[SUPPLIED TEXT]
Icarus Salon is a conceptual organization that coalesces into different teams depending on the idea. Our team also includes frequent collaborators and advisors that are named within each project’s individual site.
Şerife (Sherry) Wong
Principal Artist
Şerife is a Turkish-Kānaka Maoli artist working on AI governance. She is currently an affiliate at O'Neil Risk Consulting and Algorithmic Auditing and an affiliate research scientist at Kidd Lab, UC Berkeley, serves on the board of directors for Gray Area and Tech Inquiry, and is the culture and AI governance lead at the Tech Diplomacy Network.
Her work advocating for justice in AI and more active roles for artists in policymaking has been recognized through several awards: a residency fellowship at the Rockefeller Foundation Bellagio Center, a research fellowship at the Berggruen Institute, a residency at Medlab, University of Colorado, was selected for the 100 Women in AI Ethics list in 2021. As a leader in the art and technology space, she has served on jury award committees for Ars Electronica, Burning Man, and the Rockefeller Foundation. Şerife is a frequent collaborator with the Center for Advanced Study in the Behavioral Sciences (CASBS) at Stanford to bridge conceptual art with the social sciences. Previously, she was an Artist in Residence and creator of the Impact Program at Autodesk Pier 9, and worked at the Electronic Frontier Foundation and Artnet Magazine.
Her work uses research and activism as a medium of art to create performances, social sculptures, paintings, videos, happenings, and interactive web-based work. Şerife has had solo art exhibits in New York (I-20 Gallery), San Francisco, Vienna, and Mexico City; and exhibited internationally at Art Basel Miami, Shanghai Art Fair, FIAC Paris, ARCO Madrid, and Art Cologne among others. She has given talks at the Museum of Image and Sound and the Observatory for Innovation at the Institute of Advanced Studies in São Paulo; the Glass Room, Gray Area Festival, French American Cultural Society, Villa Albertine, and Swissnex in San Francisco; RightsCon; Mozfest House, Amsterdam, and the National Humanities Center among many others. She is currently working on a public education project, Artificial Life Coach, which was a recipient of a Mozilla Creative Award. She is also working with Global Voices as part of Omidyar’s Future of Data Challenge to look at data governance narratives in El Salvador, Brazil, Türkiye, Sudan, and India.

[GIVEN DATA]

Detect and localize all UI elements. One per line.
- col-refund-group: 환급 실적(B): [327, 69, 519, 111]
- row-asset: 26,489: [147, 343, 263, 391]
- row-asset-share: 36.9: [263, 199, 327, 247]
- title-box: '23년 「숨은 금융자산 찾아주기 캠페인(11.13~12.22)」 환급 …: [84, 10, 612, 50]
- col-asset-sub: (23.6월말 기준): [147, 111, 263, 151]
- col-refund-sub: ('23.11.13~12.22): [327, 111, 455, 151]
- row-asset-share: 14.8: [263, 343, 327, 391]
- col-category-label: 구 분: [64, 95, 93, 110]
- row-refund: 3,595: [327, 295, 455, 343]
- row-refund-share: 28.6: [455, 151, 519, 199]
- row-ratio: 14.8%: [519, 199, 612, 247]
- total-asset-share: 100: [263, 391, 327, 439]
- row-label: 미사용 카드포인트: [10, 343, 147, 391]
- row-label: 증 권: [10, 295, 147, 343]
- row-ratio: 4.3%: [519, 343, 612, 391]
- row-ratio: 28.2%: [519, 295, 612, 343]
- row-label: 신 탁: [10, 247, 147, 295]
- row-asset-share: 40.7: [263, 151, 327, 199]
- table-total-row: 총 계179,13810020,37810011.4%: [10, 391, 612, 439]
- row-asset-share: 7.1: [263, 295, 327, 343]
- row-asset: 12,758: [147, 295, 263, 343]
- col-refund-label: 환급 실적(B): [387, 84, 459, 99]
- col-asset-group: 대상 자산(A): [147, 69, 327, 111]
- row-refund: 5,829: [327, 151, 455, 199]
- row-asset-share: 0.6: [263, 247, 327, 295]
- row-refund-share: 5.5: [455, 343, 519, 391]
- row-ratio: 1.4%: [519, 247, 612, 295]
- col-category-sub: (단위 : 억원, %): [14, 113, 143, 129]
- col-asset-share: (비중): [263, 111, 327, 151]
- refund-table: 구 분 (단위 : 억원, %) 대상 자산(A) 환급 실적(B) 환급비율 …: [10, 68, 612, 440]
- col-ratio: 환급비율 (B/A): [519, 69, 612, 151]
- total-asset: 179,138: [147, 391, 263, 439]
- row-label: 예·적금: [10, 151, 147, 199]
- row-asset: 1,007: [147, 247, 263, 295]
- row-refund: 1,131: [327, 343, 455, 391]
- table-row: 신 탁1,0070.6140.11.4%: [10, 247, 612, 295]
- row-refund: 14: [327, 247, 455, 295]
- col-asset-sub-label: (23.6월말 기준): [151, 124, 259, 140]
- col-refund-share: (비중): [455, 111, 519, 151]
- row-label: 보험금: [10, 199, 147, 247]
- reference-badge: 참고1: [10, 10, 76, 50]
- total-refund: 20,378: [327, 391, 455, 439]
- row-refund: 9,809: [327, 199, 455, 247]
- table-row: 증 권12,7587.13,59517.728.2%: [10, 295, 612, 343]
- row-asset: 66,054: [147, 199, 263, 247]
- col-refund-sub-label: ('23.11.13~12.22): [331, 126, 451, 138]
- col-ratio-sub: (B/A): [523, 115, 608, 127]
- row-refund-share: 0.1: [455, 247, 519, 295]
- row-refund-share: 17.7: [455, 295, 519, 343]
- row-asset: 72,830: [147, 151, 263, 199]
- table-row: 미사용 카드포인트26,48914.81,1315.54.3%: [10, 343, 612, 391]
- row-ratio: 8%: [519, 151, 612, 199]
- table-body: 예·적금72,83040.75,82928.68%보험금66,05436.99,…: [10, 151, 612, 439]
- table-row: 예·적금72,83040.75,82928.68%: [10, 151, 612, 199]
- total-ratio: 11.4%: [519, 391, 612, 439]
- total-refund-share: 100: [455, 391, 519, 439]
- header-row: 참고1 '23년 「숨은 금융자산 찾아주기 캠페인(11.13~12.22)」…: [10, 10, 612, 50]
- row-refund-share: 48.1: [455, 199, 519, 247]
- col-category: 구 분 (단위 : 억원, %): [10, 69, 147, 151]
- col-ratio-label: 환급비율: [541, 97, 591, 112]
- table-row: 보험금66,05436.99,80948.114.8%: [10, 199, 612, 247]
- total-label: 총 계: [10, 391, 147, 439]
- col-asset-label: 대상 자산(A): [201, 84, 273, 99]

[WORK INSTRUCTIONS]
[a] According to the Icarus Salon team page, which of Şerife Wong's projects received a Mozilla Creative Award?
[b] Go on with the Icarus Salon team page about Şerife Wong from its last sentence onward.

[EXERCISE RESULTS]
[a] Artificial Life Coach, a public education project.

[b]
Raziye Buse Çetin
AI Policy and Advocacy Principal
Buse is an AI policy and ethics researcher and consultant. Her work revolves around ethics, impact, and governance of AI systems. She combines her lived experience with her interest in postcolonial studies, intersectional feminism and science and technology studies (STS) to develop critical thinking about AI technologies and narratives around it.
Buse worked with The Future Society (think-and-to-tank) as an AI policy researcher and she is a member of the AI Commons (nonprofit aiming to build a knowledge hub for AI-driven problem solving & to democratize access to AI). Buse is currently is working with IEEE SA on AI-driven Innovation for Cities and People, Decolonizing AI Ethics initiatives and Civic Software Foundation on a social justice context framework for public datasets. Buse has been selected as one of the 100 Women in AI Ethics in 2020 and #35under35 European Leaders by Barcelona Centre for International Affairs. Buse speaks Turkish, French, English and Arabic; and holds a master’s degree in International Public Management from Sciences Po Paris School of International Affairs (PSIA).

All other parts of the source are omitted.